▶ [THE REQUEST]
Pick out each line of the records in which the word "type" appears.

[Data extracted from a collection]

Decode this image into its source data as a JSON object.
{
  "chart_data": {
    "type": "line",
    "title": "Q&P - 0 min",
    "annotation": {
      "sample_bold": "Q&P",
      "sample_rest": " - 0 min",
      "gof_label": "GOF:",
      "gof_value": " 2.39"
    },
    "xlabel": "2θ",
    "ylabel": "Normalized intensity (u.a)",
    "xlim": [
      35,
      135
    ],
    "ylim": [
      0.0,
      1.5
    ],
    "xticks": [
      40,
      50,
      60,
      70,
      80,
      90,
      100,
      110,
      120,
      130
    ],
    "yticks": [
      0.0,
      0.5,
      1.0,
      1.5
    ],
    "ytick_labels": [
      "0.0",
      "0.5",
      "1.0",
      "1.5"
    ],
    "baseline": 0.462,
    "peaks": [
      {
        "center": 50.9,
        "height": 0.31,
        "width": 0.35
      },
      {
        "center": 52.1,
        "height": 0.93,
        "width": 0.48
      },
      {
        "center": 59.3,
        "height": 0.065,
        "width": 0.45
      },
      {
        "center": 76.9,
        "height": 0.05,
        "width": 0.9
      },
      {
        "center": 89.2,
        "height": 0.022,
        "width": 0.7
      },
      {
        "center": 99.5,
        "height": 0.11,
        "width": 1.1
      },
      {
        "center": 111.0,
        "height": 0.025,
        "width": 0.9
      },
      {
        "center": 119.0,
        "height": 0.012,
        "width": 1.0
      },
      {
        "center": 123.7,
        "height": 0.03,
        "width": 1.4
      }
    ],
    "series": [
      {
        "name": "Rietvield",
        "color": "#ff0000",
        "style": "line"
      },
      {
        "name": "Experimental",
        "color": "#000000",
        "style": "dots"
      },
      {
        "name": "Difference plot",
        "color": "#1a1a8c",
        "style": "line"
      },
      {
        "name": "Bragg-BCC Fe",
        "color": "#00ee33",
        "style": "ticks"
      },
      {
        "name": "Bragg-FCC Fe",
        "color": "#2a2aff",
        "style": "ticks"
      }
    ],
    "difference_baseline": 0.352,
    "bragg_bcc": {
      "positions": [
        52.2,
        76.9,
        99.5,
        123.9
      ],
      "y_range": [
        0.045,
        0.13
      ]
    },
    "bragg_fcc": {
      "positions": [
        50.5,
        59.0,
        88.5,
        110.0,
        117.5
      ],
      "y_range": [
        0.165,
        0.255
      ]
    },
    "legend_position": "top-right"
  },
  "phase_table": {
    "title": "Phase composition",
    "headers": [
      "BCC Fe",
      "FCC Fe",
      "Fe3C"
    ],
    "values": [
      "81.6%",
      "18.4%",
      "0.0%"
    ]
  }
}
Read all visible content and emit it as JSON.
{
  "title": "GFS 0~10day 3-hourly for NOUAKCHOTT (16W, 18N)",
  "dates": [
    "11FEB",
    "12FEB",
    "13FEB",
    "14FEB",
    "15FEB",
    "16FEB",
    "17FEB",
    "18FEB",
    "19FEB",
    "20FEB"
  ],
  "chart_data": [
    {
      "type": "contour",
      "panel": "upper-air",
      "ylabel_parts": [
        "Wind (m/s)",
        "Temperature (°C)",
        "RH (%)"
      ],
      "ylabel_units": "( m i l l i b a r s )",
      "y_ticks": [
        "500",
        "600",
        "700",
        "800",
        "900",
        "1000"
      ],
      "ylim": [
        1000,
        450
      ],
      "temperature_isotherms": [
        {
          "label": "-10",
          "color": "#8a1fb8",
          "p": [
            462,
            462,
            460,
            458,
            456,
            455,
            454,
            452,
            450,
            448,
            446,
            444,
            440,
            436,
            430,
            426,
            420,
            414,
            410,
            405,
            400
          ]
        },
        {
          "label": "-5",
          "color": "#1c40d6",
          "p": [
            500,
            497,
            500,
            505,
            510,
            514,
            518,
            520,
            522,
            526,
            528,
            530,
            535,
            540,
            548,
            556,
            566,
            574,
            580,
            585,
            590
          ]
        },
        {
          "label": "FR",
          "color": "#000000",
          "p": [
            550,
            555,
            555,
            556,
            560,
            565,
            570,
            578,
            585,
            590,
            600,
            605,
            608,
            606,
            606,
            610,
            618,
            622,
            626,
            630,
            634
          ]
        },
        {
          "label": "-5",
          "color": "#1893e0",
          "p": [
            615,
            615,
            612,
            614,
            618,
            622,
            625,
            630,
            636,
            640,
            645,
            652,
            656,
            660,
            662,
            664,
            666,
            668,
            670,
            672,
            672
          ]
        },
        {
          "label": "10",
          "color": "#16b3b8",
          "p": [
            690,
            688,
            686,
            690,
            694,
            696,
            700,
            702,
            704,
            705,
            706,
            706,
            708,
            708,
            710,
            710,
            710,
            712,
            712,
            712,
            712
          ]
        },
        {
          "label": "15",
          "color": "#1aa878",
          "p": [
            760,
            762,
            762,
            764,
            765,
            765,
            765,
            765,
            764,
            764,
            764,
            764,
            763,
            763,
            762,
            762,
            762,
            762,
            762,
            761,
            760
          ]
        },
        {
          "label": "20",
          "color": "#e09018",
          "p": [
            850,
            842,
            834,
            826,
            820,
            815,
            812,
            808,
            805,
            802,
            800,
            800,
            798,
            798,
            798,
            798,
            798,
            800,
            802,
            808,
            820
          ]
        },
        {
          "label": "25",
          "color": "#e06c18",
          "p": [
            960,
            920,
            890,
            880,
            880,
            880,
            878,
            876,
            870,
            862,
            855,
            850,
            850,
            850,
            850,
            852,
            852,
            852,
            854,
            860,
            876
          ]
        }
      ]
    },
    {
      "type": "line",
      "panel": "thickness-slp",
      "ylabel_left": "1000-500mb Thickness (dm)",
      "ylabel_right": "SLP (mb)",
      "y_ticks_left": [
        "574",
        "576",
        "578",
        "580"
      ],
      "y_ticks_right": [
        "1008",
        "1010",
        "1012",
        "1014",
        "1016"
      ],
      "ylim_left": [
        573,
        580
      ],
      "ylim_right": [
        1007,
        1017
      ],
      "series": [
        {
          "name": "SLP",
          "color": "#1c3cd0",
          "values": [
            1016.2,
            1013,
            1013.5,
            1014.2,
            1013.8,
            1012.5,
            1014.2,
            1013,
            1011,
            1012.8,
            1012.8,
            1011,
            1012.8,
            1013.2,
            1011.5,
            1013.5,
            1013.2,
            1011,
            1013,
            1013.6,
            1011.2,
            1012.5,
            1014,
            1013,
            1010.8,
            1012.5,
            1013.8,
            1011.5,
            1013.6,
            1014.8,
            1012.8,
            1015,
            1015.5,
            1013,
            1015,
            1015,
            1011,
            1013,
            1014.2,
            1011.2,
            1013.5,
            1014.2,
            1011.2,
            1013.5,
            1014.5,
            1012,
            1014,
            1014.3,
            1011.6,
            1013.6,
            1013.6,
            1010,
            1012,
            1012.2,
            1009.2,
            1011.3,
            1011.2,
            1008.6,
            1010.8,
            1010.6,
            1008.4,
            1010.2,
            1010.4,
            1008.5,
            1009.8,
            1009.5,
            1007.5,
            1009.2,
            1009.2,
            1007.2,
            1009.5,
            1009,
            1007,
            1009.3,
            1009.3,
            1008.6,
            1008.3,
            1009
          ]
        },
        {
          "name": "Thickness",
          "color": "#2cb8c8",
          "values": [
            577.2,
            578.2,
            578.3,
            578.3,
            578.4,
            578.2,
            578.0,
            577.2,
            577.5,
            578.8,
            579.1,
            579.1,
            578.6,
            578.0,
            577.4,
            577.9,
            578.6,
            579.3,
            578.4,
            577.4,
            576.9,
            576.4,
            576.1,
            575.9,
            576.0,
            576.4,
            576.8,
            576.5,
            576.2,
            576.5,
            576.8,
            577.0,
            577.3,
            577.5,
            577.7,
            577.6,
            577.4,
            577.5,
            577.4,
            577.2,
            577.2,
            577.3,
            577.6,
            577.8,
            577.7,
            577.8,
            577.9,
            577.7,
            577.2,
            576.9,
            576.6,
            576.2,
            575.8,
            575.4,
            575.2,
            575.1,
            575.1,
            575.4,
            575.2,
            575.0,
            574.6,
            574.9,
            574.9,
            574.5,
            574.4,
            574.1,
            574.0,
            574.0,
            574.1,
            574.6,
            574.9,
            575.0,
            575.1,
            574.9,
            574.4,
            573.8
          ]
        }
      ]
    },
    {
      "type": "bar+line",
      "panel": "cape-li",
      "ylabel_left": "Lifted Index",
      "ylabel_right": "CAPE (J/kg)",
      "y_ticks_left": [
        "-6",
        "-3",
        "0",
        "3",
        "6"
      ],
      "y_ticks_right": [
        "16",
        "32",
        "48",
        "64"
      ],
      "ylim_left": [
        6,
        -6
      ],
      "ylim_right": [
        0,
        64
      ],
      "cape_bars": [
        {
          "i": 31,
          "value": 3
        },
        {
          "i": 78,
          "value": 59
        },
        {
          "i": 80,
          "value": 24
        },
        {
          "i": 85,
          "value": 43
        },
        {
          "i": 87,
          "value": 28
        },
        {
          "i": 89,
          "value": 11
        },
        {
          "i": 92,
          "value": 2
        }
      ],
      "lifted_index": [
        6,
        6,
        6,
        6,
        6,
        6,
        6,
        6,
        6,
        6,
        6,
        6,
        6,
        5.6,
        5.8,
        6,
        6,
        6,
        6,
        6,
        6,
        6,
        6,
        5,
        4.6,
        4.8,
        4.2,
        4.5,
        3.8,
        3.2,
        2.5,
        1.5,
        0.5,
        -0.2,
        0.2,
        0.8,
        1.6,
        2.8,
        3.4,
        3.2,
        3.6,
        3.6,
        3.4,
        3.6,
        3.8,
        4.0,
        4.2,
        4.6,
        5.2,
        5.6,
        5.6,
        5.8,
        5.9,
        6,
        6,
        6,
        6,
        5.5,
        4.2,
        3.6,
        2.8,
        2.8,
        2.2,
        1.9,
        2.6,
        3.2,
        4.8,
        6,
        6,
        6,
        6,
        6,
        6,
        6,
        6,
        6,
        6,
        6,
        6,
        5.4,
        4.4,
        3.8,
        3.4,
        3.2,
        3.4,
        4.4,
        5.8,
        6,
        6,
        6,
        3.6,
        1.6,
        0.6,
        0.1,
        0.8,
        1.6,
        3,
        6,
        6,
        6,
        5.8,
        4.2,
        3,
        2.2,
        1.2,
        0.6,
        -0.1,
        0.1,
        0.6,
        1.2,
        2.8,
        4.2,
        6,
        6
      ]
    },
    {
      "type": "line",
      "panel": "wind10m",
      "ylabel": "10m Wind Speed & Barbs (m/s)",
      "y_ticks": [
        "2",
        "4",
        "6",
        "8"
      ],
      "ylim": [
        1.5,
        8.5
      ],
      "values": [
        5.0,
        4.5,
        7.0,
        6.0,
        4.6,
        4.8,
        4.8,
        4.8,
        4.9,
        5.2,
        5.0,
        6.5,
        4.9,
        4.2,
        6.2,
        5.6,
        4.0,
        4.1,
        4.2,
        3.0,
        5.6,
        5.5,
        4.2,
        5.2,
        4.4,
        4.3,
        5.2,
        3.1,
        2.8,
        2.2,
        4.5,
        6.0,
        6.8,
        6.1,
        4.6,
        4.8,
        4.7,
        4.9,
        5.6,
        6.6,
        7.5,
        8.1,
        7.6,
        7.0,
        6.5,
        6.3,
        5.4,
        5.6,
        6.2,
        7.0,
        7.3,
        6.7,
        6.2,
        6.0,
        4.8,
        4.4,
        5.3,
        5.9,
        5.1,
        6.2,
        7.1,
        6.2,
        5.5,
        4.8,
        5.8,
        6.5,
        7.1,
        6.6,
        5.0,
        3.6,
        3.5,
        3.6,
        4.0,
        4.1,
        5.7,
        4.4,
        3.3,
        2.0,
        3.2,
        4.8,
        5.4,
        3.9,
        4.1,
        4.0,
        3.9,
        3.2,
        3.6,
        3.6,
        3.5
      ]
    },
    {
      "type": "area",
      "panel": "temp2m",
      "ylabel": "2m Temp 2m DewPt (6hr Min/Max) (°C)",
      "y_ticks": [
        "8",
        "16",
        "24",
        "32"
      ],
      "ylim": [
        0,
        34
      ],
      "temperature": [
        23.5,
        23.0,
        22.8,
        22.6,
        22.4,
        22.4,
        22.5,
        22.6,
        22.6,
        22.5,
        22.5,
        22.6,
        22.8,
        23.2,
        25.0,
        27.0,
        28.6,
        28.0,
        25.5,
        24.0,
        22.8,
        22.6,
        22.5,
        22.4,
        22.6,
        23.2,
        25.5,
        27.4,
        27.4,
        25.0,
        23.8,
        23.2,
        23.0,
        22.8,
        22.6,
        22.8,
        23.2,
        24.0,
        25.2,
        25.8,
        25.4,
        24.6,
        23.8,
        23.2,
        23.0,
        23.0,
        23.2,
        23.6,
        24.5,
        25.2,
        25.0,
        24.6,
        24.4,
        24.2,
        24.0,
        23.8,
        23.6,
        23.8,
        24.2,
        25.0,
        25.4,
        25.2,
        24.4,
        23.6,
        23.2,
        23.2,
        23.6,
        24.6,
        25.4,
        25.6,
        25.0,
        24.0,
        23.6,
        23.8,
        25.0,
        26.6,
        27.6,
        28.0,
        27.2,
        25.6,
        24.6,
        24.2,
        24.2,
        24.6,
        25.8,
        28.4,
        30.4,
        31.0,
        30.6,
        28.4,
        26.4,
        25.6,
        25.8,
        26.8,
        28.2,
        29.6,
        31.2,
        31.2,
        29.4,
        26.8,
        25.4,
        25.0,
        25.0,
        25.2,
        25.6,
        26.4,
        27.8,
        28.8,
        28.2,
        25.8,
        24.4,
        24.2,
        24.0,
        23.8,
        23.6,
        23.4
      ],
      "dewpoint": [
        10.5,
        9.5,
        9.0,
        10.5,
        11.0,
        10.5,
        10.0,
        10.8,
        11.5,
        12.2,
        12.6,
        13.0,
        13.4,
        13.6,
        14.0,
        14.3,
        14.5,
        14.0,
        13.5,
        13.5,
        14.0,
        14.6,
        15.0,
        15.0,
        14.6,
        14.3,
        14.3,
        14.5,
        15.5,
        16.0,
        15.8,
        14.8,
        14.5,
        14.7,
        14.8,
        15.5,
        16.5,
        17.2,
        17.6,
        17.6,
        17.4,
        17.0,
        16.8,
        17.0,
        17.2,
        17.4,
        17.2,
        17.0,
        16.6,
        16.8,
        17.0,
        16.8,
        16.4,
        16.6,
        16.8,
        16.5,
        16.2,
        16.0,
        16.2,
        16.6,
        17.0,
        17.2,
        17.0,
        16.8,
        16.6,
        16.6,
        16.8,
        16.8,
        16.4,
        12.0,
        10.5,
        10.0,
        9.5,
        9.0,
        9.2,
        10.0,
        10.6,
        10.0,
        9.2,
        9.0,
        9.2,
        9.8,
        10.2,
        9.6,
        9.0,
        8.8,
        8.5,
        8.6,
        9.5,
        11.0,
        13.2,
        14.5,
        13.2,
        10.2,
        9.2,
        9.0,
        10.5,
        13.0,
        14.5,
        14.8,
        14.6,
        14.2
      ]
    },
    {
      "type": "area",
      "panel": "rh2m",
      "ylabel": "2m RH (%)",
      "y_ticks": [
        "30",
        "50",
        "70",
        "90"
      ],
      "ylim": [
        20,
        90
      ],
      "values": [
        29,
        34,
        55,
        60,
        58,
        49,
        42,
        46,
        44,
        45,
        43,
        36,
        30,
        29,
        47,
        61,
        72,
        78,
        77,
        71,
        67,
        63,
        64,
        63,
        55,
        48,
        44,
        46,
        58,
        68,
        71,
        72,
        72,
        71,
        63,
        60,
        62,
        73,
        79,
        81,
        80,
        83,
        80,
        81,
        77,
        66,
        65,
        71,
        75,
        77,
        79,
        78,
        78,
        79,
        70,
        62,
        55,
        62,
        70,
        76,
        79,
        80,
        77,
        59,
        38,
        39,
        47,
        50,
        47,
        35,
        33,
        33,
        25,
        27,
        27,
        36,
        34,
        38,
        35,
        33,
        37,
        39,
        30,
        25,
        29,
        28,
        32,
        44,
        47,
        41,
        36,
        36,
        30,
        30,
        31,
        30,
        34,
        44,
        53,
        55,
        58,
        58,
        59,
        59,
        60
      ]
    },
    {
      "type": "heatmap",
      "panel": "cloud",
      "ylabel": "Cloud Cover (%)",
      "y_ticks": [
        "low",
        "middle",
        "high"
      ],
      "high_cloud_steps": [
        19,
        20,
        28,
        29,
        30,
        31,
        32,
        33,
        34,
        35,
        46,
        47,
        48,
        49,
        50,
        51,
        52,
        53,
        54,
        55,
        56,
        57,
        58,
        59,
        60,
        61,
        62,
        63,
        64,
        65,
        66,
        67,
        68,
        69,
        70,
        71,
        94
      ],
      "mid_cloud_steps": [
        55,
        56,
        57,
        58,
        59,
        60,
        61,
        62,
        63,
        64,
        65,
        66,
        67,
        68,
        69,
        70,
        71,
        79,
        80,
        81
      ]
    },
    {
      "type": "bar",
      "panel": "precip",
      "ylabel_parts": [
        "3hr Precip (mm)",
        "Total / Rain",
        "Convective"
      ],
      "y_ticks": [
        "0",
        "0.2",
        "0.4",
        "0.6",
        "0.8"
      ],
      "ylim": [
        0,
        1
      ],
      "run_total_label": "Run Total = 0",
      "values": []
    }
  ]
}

▶ [EXPECTED ANSWER]
    "type": "line",
      "type": "contour",
      "type": "line",
      "type": "bar+line",
      "type": "line",
      "type": "area",
      "type": "area",
      "type": "heatmap",
      "type": "bar",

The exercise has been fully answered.